SET TASK ▸ Print every line of the entries below verbatim, omitting the pictures.
---------- STORED RECORDS
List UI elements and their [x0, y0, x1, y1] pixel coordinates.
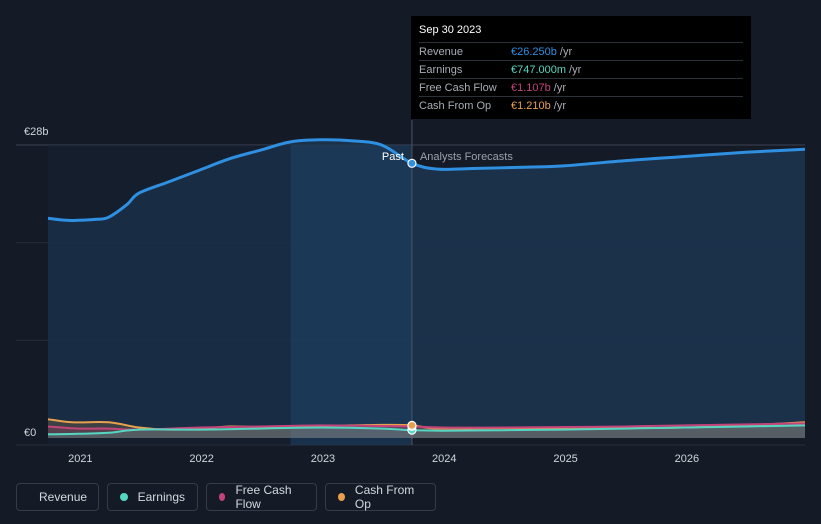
- legend-label: Earnings: [137, 490, 185, 504]
- revenue-area: [48, 139, 805, 438]
- series-line-free-cash-flow: [47, 422, 806, 431]
- tooltip-row-revenue: Revenue €26.250b /yr: [419, 42, 743, 60]
- highlight-band: [290, 145, 412, 445]
- legend-item-revenue[interactable]: Revenue: [16, 483, 99, 511]
- cash-from-op-dot-icon: [338, 493, 345, 501]
- chart-legend: Revenue Earnings Free Cash Flow Cash Fro…: [16, 483, 436, 511]
- tooltip-unit: /yr: [553, 99, 566, 112]
- legend-item-free-cash-flow[interactable]: Free Cash Flow: [206, 483, 317, 511]
- chart-canvas: €28b €0 2021 2022 2023 2024 2025 2026 Past Analys…: [16, 120, 806, 465]
- legend-label: Free Cash Flow: [235, 483, 292, 511]
- tooltip-unit: /yr: [569, 63, 582, 76]
- series-area-earnings: [48, 425, 805, 438]
- x-tick-label: 2024: [432, 453, 456, 465]
- tooltip-label: Cash From Op: [419, 99, 492, 112]
- chart-tooltip: Sep 30 2023 Revenue €26.250b /yr Earning…: [411, 16, 751, 119]
- x-tick-label: 2025: [553, 453, 577, 465]
- tooltip-unit: /yr: [553, 81, 566, 94]
- tooltip-unit: /yr: [559, 45, 573, 58]
- x-tick-label: 2023: [311, 453, 335, 465]
- tooltip-value: €26.250b: [511, 45, 557, 58]
- series-line-earnings: [47, 424, 806, 436]
- forecast-label: Analysts Forecasts: [420, 151, 513, 163]
- tooltip-row-free-cash-flow: Free Cash Flow €1.107b /yr: [419, 78, 743, 96]
- tooltip-value: €747.000m: [511, 63, 567, 76]
- y-tick-label-top: €28b: [24, 126, 48, 138]
- legend-label: Revenue: [39, 490, 88, 504]
- past-label: Past: [382, 151, 404, 163]
- marker-revenue: [407, 158, 417, 168]
- tooltip-value: €1.210b: [511, 99, 551, 112]
- earnings-dot-icon: [120, 493, 128, 501]
- free-cash-flow-dot-icon: [219, 493, 226, 501]
- x-tick-label: 2026: [675, 453, 699, 465]
- tooltip-row-earnings: Earnings €747.000m /yr: [419, 60, 743, 78]
- past-region: [48, 145, 412, 445]
- x-tick-label: 2022: [189, 453, 213, 465]
- tooltip-row-cash-from-op: Cash From Op €1.210b /yr: [419, 96, 743, 114]
- legend-item-earnings[interactable]: Earnings: [107, 483, 198, 511]
- legend-label: Cash From Op: [354, 483, 415, 511]
- tooltip-label: Free Cash Flow: [419, 81, 497, 94]
- legend-item-cash-from-op[interactable]: Cash From Op: [325, 483, 436, 511]
- y-tick-label-bottom: €0: [24, 427, 36, 439]
- tooltip-label: Revenue: [419, 45, 464, 58]
- marker-cash-from-op: [407, 420, 417, 430]
- tooltip-value: €1.107b: [511, 81, 551, 94]
- series-line-revenue: [47, 138, 806, 223]
- tooltip-date: Sep 30 2023: [419, 24, 482, 36]
- x-tick-label: 2021: [68, 453, 92, 465]
- tooltip-label: Earnings: [419, 63, 463, 76]
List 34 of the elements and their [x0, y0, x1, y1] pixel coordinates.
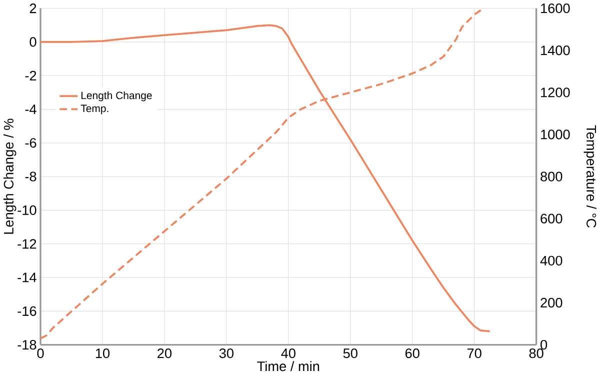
y-axis-title: Length Change / %	[3, 118, 16, 234]
y2-tick-label: 200	[540, 298, 562, 308]
x-tick-label: 30	[219, 348, 234, 358]
x-tick-label: 0	[37, 348, 44, 358]
y-tick-label: -6	[25, 138, 36, 148]
y2-tick-label: 800	[540, 172, 562, 182]
y2-axis-title: Temperature / °C	[584, 125, 597, 228]
x-tick-label: 20	[158, 348, 172, 358]
y2-tick-label: 600	[540, 214, 562, 224]
x-tick-label: 40	[281, 348, 296, 358]
y2-tick-label: 1400	[541, 46, 570, 56]
legend-label: Temp.	[80, 104, 108, 114]
y-tick-label: 2	[30, 4, 36, 14]
y-tick-label: -14	[18, 272, 36, 282]
y-tick-label: -8	[25, 172, 36, 182]
y2-tick-label: 400	[540, 256, 562, 266]
y-tick-label: 0	[30, 37, 36, 47]
y-tick-label: -10	[18, 206, 36, 216]
x-axis-title: Time / min	[257, 361, 320, 372]
x-tick-label: 80	[529, 348, 544, 358]
y2-tick-label: 1600	[541, 4, 570, 14]
y-tick-label: -4	[25, 104, 36, 114]
y-tick-label: -12	[18, 239, 36, 249]
legend-label: Length Change	[81, 92, 152, 102]
y-tick-label: -2	[25, 71, 36, 81]
y-tick-label: -18	[18, 340, 36, 350]
x-tick-label: 60	[405, 348, 420, 358]
x-tick-label: 50	[343, 348, 358, 358]
x-tick-label: 10	[96, 348, 110, 358]
y2-tick-label: 1000	[541, 130, 570, 140]
x-tick-label: 70	[467, 348, 482, 358]
y-tick-label: -16	[18, 306, 36, 316]
y2-tick-label: 1200	[541, 88, 570, 98]
y2-tick-label: 0	[540, 340, 548, 350]
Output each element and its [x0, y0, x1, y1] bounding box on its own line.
--------------------
TASK ANSWER ▸
List UI elements and their [x0, y0, x1, y1] pixel coordinates.
- legend-label: Earnings: [137, 490, 185, 504]
- revenue-area: [48, 139, 805, 438]
- series-line-free-cash-flow: [47, 422, 806, 431]
- tooltip-row-revenue: Revenue €26.250b /yr: [419, 42, 743, 60]
- highlight-band: [290, 145, 412, 445]
- legend-item-revenue[interactable]: Revenue: [16, 483, 99, 511]
- cash-from-op-dot-icon: [338, 493, 345, 501]
- chart-legend: Revenue Earnings Free Cash Flow Cash Fro…: [16, 483, 436, 511]
- tooltip-unit: /yr: [553, 99, 566, 112]
- legend-item-free-cash-flow[interactable]: Free Cash Flow: [206, 483, 317, 511]
- chart-canvas: €28b €0 2021 2022 2023 2024 2025 2026 Past Analys…: [16, 120, 806, 465]
- legend-label: Free Cash Flow: [235, 483, 292, 511]
- tooltip-unit: /yr: [569, 63, 582, 76]
- series-area-earnings: [48, 425, 805, 438]
- x-tick-label: 2024: [432, 453, 456, 465]
- tooltip-label: Cash From Op: [419, 99, 492, 112]
- chart-tooltip: Sep 30 2023 Revenue €26.250b /yr Earning…: [411, 16, 751, 119]
- x-tick-label: 2025: [553, 453, 577, 465]
- tooltip-unit: /yr: [553, 81, 566, 94]
- tooltip-unit: /yr: [559, 45, 573, 58]
- x-tick-label: 2023: [311, 453, 335, 465]
- tooltip-value: €26.250b: [511, 45, 557, 58]
- series-line-earnings: [47, 424, 806, 436]
- forecast-label: Analysts Forecasts: [420, 151, 513, 163]
- tooltip-row-free-cash-flow: Free Cash Flow €1.107b /yr: [419, 78, 743, 96]
- tooltip-value: €747.000m: [511, 63, 567, 76]
- y-tick-label-top: €28b: [24, 126, 48, 138]
- legend-label: Revenue: [39, 490, 88, 504]
- past-label: Past: [382, 151, 404, 163]
- marker-revenue: [407, 158, 417, 168]
- tooltip-value: €1.210b: [511, 99, 551, 112]
- earnings-dot-icon: [120, 493, 128, 501]
- free-cash-flow-dot-icon: [219, 493, 226, 501]
- x-tick-label: 2026: [675, 453, 699, 465]
- tooltip-row-earnings: Earnings €747.000m /yr: [419, 60, 743, 78]
- past-region: [48, 145, 412, 445]
- x-tick-label: 2022: [189, 453, 213, 465]
- tooltip-row-cash-from-op: Cash From Op €1.210b /yr: [419, 96, 743, 114]
- legend-item-earnings[interactable]: Earnings: [107, 483, 198, 511]
- legend-label: Cash From Op: [354, 483, 415, 511]
- tooltip-label: Free Cash Flow: [419, 81, 497, 94]
- legend-item-cash-from-op[interactable]: Cash From Op: [325, 483, 436, 511]
- y-tick-label-bottom: €0: [24, 427, 36, 439]
- tooltip-label: Revenue: [419, 45, 464, 58]
- marker-cash-from-op: [407, 420, 417, 430]
- tooltip-value: €1.107b: [511, 81, 551, 94]
- series-line-revenue: [47, 138, 806, 223]
- tooltip-date: Sep 30 2023: [419, 24, 482, 36]
- x-tick-label: 2021: [68, 453, 92, 465]
- tooltip-label: Earnings: [419, 63, 463, 76]
List 34 of the elements and their [x0, y0, x1, y1] pixel coordinates.
y-axis-title: Length Change / %	[3, 118, 16, 234]
y2-tick-label: 200	[540, 298, 562, 308]
x-tick-label: 30	[219, 348, 234, 358]
x-tick-label: 0	[37, 348, 44, 358]
y-tick-label: -6	[25, 138, 36, 148]
y2-tick-label: 800	[540, 172, 562, 182]
y2-axis-title: Temperature / °C	[584, 125, 597, 228]
x-tick-label: 20	[158, 348, 172, 358]
y2-tick-label: 600	[540, 214, 562, 224]
x-tick-label: 40	[281, 348, 296, 358]
y2-tick-label: 1400	[541, 46, 570, 56]
legend-label: Temp.	[80, 104, 108, 114]
y-tick-label: 2	[30, 4, 36, 14]
y-tick-label: -14	[18, 272, 36, 282]
y-tick-label: -8	[25, 172, 36, 182]
y2-tick-label: 400	[540, 256, 562, 266]
y-tick-label: 0	[30, 37, 36, 47]
y-tick-label: -10	[18, 206, 36, 216]
x-axis-title: Time / min	[257, 361, 320, 372]
x-tick-label: 80	[529, 348, 544, 358]
y2-tick-label: 1600	[541, 4, 570, 14]
y-tick-label: -4	[25, 104, 36, 114]
y-tick-label: -12	[18, 239, 36, 249]
legend-label: Length Change	[81, 92, 152, 102]
y-tick-label: -2	[25, 71, 36, 81]
y-tick-label: -18	[18, 340, 36, 350]
x-tick-label: 60	[405, 348, 420, 358]
x-tick-label: 50	[343, 348, 358, 358]
x-tick-label: 10	[96, 348, 110, 358]
y2-tick-label: 1000	[541, 130, 570, 140]
x-tick-label: 70	[467, 348, 482, 358]
y-tick-label: -16	[18, 306, 36, 316]
y2-tick-label: 1200	[541, 88, 570, 98]
y2-tick-label: 0	[540, 340, 548, 350]
Output each element and its [x0, y0, x1, y1] bounding box on its own line.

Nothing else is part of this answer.